Dataset entries
....

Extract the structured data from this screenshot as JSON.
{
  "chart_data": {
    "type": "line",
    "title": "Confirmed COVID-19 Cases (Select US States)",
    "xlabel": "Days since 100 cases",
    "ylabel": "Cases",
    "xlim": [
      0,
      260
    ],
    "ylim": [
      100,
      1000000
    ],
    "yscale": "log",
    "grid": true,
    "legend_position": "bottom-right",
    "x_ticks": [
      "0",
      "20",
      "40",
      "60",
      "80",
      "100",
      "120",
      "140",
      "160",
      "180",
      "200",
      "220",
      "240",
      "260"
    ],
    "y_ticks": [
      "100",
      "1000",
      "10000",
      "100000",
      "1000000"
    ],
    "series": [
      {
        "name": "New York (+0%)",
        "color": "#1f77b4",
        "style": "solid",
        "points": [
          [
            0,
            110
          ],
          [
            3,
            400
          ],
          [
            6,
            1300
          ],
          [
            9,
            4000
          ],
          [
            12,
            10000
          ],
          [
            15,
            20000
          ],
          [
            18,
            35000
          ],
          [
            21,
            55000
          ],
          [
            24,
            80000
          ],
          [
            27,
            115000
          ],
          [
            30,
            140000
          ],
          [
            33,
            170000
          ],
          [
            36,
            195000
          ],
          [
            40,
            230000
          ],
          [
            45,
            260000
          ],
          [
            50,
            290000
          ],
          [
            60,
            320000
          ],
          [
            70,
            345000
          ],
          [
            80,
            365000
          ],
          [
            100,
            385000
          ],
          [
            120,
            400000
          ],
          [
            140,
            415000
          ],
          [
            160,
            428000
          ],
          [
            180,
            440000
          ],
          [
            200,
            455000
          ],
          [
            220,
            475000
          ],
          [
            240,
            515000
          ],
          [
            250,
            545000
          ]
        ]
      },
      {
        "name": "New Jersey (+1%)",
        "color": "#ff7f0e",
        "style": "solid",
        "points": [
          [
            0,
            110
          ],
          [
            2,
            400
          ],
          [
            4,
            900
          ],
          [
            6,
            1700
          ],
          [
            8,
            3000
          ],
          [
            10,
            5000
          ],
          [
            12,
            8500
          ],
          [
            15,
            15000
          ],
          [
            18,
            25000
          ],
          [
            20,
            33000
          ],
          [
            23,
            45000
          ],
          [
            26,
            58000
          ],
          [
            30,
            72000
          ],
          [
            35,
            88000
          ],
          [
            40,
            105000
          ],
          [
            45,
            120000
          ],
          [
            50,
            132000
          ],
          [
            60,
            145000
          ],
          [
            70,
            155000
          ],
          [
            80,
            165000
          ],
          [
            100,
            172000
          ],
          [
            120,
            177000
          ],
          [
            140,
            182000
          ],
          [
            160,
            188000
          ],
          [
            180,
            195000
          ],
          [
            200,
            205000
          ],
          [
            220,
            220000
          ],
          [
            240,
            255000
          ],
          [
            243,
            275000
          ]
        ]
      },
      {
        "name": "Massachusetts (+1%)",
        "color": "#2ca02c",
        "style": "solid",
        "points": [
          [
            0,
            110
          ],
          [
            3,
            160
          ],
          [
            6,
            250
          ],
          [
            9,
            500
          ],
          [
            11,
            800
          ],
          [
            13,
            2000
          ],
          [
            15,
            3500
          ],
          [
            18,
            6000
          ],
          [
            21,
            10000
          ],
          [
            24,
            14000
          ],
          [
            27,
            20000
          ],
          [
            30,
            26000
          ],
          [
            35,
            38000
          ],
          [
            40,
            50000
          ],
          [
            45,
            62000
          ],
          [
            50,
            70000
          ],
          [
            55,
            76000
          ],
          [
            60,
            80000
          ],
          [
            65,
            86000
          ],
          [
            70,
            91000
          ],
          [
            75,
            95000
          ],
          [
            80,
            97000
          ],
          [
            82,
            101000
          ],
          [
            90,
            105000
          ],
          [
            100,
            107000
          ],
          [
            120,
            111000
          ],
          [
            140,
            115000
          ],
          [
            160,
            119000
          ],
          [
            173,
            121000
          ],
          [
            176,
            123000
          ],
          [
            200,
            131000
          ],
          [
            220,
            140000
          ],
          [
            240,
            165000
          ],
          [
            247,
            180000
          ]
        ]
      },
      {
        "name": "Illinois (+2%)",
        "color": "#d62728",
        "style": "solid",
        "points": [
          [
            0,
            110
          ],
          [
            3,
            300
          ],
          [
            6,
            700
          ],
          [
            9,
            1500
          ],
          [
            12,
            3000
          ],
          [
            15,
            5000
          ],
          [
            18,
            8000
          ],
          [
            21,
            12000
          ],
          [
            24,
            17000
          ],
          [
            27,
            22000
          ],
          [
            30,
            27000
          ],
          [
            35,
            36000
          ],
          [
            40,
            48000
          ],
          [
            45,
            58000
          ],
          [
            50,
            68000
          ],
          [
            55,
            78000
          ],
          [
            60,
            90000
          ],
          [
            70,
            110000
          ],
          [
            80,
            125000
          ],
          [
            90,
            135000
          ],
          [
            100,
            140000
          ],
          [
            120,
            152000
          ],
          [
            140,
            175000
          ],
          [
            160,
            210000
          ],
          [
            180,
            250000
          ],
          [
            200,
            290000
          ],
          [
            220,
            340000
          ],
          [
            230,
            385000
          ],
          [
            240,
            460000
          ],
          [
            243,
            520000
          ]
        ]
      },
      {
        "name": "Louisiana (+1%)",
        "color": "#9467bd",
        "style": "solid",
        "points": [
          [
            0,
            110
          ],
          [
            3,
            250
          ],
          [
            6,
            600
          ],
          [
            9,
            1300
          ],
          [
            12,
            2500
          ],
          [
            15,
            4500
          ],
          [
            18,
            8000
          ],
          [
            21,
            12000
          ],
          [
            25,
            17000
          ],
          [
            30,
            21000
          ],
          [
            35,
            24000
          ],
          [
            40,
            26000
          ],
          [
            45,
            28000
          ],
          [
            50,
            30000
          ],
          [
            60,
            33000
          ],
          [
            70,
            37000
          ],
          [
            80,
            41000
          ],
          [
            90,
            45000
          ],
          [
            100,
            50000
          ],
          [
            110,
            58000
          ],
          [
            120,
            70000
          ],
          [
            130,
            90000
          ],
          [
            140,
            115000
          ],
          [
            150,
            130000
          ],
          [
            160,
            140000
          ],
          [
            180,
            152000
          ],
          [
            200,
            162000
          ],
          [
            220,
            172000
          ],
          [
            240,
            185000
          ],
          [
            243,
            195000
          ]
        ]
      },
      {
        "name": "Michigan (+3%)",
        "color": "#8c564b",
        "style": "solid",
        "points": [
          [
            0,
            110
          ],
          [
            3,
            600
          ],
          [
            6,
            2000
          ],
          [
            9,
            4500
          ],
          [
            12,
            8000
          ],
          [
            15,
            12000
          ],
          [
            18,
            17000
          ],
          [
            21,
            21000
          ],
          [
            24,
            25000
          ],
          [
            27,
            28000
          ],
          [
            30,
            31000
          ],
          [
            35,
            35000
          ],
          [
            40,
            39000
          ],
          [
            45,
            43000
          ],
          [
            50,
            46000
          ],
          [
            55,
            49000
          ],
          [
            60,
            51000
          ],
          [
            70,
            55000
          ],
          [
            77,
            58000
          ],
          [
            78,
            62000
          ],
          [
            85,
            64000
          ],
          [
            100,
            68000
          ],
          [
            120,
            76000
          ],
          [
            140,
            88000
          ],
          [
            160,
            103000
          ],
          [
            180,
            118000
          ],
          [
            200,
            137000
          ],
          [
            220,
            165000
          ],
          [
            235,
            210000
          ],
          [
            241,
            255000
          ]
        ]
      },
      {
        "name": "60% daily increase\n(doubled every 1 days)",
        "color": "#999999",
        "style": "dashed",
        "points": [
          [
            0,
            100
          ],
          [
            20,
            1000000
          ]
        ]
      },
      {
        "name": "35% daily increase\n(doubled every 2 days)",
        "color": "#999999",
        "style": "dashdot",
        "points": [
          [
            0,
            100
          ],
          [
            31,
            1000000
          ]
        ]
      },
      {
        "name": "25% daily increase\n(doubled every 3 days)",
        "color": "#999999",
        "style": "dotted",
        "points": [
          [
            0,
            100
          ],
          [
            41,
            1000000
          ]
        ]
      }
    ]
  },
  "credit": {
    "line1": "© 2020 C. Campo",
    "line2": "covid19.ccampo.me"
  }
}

....

In the entries above, some lines may contain the string "name"; report how many, without additional comment.

Solution below
9